_Exercise description:_ Your job is to retype all of the data word for word, leaving every image out.

_Data rows:_
________

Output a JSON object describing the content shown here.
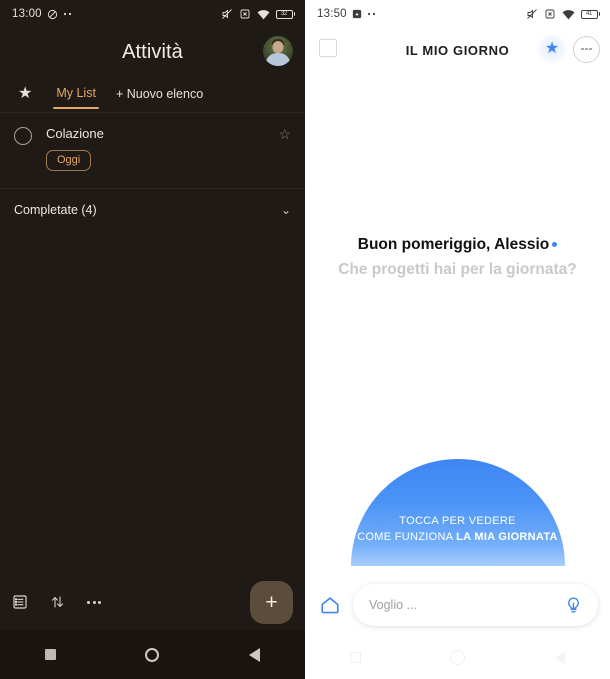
{
  "left_phone": {
    "status_bar": {
      "clock": "13:00",
      "icons": [
        "do-not-disturb-icon",
        "more-dots-icon"
      ],
      "right_icons": [
        "mute-icon",
        "no-sim-icon",
        "wifi-icon"
      ],
      "battery_level": "32"
    },
    "header": {
      "title": "Attività",
      "avatar": "user-avatar"
    },
    "tabs": {
      "star_label": "★",
      "items": [
        {
          "label": "My List",
          "active": true
        },
        {
          "label": "+ Nuovo elenco",
          "active": false
        }
      ]
    },
    "task": {
      "title": "Colazione",
      "chip": "Oggi",
      "star": "☆"
    },
    "completed": {
      "label": "Completate (4)",
      "chevron": "⌄"
    },
    "bottom_bar": {
      "icons": [
        "list-view-icon",
        "sort-icon",
        "overflow-menu-icon"
      ],
      "fab_label": "+"
    },
    "nav_bar": [
      "recents-icon",
      "home-icon",
      "back-icon"
    ]
  },
  "right_phone": {
    "status_bar": {
      "clock": "13:50",
      "icons": [
        "screenshot-icon",
        "more-dots-icon"
      ],
      "right_icons": [
        "mute-icon",
        "no-sim-icon",
        "wifi-icon"
      ],
      "battery_level": "41"
    },
    "header": {
      "checkbox": "selection-checkbox",
      "title": "IL MIO GIORNO",
      "star": "★",
      "more": "overflow-menu-icon"
    },
    "greeting": {
      "main": "Buon pomeriggio, Alessio",
      "sub": "Che progetti hai per la giornata?"
    },
    "dome": {
      "line1": "TOCCA PER VEDERE",
      "line2_prefix": "COME FUNZIONA ",
      "line2_bold": "LA MIA GIORNATA",
      "color_top": "#3f86f3",
      "color_bottom": "#a8cdfc"
    },
    "input_bar": {
      "home_icon": "home-icon",
      "placeholder": "Voglio ...",
      "value": "",
      "bulb_icon": "lightbulb-icon"
    },
    "nav_bar": [
      "recents-icon",
      "home-icon",
      "back-icon"
    ]
  }
}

________

_Full response:_
Output a JSON object describing the content shown here.
{
  "left_phone": {
    "status_bar": {
      "clock": "13:00",
      "icons": [
        "do-not-disturb-icon",
        "more-dots-icon"
      ],
      "right_icons": [
        "mute-icon",
        "no-sim-icon",
        "wifi-icon"
      ],
      "battery_level": "32"
    },
    "header": {
      "title": "Attività",
      "avatar": "user-avatar"
    },
    "tabs": {
      "star_label": "★",
      "items": [
        {
          "label": "My List",
          "active": true
        },
        {
          "label": "+ Nuovo elenco",
          "active": false
        }
      ]
    },
    "task": {
      "title": "Colazione",
      "chip": "Oggi",
      "star": "☆"
    },
    "completed": {
      "label": "Completate (4)",
      "chevron": "⌄"
    },
    "bottom_bar": {
      "icons": [
        "list-view-icon",
        "sort-icon",
        "overflow-menu-icon"
      ],
      "fab_label": "+"
    },
    "nav_bar": [
      "recents-icon",
      "home-icon",
      "back-icon"
    ]
  },
  "right_phone": {
    "status_bar": {
      "clock": "13:50",
      "icons": [
        "screenshot-icon",
        "more-dots-icon"
      ],
      "right_icons": [
        "mute-icon",
        "no-sim-icon",
        "wifi-icon"
      ],
      "battery_level": "41"
    },
    "header": {
      "checkbox": "selection-checkbox",
      "title": "IL MIO GIORNO",
      "star": "★",
      "more": "overflow-menu-icon"
    },
    "greeting": {
      "main": "Buon pomeriggio, Alessio",
      "sub": "Che progetti hai per la giornata?"
    },
    "dome": {
      "line1": "TOCCA PER VEDERE",
      "line2_prefix": "COME FUNZIONA ",
      "line2_bold": "LA MIA GIORNATA",
      "color_top": "#3f86f3",
      "color_bottom": "#a8cdfc"
    },
    "input_bar": {
      "home_icon": "home-icon",
      "placeholder": "Voglio ...",
      "value": "",
      "bulb_icon": "lightbulb-icon"
    },
    "nav_bar": [
      "recents-icon",
      "home-icon",
      "back-icon"
    ]
  }
}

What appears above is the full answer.